• Goal of the exercise
Give the data again, word for word.

(Extracted data entries)
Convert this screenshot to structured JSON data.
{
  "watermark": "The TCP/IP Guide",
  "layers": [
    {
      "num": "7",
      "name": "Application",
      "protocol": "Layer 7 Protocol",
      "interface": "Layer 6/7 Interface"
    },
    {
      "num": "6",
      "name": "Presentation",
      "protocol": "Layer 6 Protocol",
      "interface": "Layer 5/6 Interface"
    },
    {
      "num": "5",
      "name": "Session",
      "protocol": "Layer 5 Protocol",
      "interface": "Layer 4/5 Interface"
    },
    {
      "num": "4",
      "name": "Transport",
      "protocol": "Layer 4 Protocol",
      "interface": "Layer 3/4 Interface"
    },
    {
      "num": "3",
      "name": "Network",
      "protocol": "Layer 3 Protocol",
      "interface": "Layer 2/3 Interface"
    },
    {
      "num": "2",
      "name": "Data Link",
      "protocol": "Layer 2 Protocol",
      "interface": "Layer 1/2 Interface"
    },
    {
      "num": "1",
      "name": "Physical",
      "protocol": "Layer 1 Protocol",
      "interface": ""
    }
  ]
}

• Written reply
Convert this screenshot to structured JSON data.
{
  "watermark": "The TCP/IP Guide",
  "layers": [
    {
      "num": "7",
      "name": "Application",
      "protocol": "Layer 7 Protocol",
      "interface": "Layer 6/7 Interface"
    },
    {
      "num": "6",
      "name": "Presentation",
      "protocol": "Layer 6 Protocol",
      "interface": "Layer 5/6 Interface"
    },
    {
      "num": "5",
      "name": "Session",
      "protocol": "Layer 5 Protocol",
      "interface": "Layer 4/5 Interface"
    },
    {
      "num": "4",
      "name": "Transport",
      "protocol": "Layer 4 Protocol",
      "interface": "Layer 3/4 Interface"
    },
    {
      "num": "3",
      "name": "Network",
      "protocol": "Layer 3 Protocol",
      "interface": "Layer 2/3 Interface"
    },
    {
      "num": "2",
      "name": "Data Link",
      "protocol": "Layer 2 Protocol",
      "interface": "Layer 1/2 Interface"
    },
    {
      "num": "1",
      "name": "Physical",
      "protocol": "Layer 1 Protocol",
      "interface": ""
    }
  ]
}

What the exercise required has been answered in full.